Within the records below, find each line that holds the string "Signal", then copy it.

▬▬▬▬▬▬

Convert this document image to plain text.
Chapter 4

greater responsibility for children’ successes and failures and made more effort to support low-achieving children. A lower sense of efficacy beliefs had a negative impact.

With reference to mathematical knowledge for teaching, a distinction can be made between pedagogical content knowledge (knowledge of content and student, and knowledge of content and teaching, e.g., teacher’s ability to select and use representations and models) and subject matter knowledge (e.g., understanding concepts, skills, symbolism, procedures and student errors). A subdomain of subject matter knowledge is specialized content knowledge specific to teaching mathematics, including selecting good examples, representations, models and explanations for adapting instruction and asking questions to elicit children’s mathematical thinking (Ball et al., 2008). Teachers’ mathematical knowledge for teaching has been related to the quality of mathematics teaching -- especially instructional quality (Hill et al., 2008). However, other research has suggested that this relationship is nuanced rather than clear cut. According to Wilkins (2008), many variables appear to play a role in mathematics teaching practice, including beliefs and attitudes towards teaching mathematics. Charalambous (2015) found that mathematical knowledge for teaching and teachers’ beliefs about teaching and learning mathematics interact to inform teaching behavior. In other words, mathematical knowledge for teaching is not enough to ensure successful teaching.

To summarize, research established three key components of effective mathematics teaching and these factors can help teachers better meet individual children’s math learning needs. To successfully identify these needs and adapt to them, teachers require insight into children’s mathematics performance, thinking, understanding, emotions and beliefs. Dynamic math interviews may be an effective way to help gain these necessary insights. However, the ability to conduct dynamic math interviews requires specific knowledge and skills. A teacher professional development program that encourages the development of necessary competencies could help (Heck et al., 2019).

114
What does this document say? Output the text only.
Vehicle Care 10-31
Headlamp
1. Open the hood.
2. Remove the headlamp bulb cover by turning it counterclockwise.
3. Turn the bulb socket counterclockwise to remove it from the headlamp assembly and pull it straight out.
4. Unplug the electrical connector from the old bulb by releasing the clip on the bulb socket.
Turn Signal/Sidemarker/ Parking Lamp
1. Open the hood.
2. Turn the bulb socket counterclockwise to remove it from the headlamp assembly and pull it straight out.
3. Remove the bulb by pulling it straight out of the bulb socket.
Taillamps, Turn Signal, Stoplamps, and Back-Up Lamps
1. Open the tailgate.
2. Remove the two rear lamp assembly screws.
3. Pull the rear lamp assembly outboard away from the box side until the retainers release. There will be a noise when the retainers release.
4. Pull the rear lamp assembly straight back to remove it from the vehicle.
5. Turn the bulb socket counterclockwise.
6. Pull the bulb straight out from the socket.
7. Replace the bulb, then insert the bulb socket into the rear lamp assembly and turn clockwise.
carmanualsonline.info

▬▬▬▬▬▬

- **Output of the exercise**
Turn Signal/Sidemarker/ Parking Lamp
Taillamps, Turn Signal, Stoplamps, and Back-Up Lamps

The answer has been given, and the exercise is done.